[READING TEXT]
On Mar 19, 2012, at 8:03 PM, James Nylen wrote:

> I don't have a demo set up.  I will let you know if I can get something
> working, but there are a lot more features I'd like to implement (graphs,
> budgeting, etc.) so it would probably be after I can get some of those
> working.
> 
> I currently use the GnuCash API for importing QIF files via a cronjob, and
> that's the only place.  It certainly takes longer than would be acceptable
> for a web request, but that's partly because I'm doing some things to
> eliminate duplicate transactions.
> 
> The only modifications I make from Django are to change the opposing
> account of a transaction.  How bad is that, or how likely is it that I'm
> not modifying important data stored in the key/value table?
> 
> Also, I noticed that GnuCash deletes tables it doesn't recognize.  This
> means I'm using a separate database for the Django stuff, which is less
> convenient because Django doesn't support cross-database foreign keys.  Any
> idea why GnuCash deletes tables like that?

[EXTRACTED MATERIAL]

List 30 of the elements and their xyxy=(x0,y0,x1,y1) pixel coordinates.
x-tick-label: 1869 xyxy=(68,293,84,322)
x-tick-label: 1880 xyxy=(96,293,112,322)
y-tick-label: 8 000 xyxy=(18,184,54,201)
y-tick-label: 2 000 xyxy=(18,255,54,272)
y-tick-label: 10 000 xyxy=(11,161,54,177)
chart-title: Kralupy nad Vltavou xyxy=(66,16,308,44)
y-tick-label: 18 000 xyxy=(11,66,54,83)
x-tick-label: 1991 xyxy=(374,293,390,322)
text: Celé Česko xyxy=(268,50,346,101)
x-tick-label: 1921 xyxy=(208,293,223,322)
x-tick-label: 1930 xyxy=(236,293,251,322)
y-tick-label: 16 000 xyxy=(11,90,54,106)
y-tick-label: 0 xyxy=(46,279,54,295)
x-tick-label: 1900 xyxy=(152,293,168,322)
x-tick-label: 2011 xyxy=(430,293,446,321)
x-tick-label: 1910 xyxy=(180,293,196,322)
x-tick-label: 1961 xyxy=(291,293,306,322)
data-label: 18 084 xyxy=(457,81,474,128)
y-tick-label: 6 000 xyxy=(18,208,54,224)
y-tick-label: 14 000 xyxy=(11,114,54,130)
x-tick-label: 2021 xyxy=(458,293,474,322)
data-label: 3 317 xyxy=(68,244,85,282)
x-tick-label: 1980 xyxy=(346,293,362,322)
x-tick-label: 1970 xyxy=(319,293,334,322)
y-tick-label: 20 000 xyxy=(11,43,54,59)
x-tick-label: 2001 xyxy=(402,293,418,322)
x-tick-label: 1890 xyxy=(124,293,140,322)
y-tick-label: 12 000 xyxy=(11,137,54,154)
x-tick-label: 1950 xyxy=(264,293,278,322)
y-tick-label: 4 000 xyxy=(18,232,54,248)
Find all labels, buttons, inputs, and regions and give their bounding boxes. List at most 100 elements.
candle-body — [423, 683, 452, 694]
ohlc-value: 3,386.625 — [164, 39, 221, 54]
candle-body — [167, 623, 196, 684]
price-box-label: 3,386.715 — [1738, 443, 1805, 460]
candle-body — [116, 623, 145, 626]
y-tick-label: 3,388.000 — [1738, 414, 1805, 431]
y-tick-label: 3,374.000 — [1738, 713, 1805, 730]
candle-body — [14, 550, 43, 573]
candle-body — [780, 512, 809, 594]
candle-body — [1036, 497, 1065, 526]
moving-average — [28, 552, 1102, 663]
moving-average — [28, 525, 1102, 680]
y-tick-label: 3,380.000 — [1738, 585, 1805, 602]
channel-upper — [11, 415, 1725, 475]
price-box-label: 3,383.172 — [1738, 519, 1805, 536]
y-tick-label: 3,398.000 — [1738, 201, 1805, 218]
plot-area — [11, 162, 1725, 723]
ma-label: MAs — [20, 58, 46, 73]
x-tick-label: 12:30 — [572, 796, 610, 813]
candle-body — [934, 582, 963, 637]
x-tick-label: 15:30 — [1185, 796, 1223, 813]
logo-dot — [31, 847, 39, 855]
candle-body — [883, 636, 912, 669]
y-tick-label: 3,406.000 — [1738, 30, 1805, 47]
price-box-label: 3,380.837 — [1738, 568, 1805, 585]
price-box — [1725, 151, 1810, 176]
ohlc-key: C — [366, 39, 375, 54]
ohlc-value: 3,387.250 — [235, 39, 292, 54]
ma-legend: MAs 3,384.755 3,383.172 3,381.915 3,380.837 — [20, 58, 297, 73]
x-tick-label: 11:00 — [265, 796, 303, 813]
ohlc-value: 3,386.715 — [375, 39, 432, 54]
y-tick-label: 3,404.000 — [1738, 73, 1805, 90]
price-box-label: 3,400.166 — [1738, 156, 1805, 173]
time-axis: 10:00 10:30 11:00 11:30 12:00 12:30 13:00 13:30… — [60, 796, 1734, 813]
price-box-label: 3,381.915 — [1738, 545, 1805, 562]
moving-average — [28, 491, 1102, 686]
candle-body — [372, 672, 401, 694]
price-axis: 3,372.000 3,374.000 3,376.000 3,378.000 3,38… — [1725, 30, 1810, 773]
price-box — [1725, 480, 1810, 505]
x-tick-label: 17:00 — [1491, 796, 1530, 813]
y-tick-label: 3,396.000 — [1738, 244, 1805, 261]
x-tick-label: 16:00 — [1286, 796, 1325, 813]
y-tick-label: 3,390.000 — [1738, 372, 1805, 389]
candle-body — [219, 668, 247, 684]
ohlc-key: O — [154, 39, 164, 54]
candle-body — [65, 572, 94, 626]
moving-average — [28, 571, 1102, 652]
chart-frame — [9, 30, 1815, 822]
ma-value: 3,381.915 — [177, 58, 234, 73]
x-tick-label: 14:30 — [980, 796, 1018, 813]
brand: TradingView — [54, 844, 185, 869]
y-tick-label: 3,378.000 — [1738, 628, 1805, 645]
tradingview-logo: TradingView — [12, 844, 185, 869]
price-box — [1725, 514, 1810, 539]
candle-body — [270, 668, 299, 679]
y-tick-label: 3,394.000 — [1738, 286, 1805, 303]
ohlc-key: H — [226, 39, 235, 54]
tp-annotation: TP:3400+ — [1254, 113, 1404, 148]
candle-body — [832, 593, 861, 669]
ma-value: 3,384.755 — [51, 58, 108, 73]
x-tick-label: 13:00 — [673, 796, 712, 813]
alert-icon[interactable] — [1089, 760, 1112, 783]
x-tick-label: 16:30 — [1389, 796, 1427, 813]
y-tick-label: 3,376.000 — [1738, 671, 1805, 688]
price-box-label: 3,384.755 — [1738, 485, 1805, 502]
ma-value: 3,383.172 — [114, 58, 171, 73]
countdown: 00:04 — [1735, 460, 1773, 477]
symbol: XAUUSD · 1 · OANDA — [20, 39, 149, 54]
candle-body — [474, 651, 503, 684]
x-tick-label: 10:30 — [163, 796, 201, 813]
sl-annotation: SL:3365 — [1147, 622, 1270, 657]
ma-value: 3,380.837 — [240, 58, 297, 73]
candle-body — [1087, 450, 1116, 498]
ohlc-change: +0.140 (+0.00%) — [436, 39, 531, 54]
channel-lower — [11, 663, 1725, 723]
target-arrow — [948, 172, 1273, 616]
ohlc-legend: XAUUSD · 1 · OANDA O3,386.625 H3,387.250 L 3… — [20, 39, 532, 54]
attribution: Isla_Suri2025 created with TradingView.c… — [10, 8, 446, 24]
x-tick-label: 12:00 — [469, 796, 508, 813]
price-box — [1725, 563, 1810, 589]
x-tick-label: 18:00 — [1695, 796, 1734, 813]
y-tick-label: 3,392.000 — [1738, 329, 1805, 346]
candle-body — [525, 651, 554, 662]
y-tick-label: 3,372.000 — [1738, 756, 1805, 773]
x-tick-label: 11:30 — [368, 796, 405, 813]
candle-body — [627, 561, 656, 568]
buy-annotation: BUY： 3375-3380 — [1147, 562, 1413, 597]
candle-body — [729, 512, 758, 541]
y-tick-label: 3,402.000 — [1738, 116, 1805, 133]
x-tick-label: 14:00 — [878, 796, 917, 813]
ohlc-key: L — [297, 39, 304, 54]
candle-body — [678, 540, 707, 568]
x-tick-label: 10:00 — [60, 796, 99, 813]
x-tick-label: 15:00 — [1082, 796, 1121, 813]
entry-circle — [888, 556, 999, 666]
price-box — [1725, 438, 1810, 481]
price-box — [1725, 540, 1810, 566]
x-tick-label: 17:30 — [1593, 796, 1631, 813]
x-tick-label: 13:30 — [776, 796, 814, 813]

[TASK REQUIREMENTS] According to the email message, what does James Nylen currently use the GnuCash API for?

[EXPECTED ANSWER] Importing QIF files via a cronjob.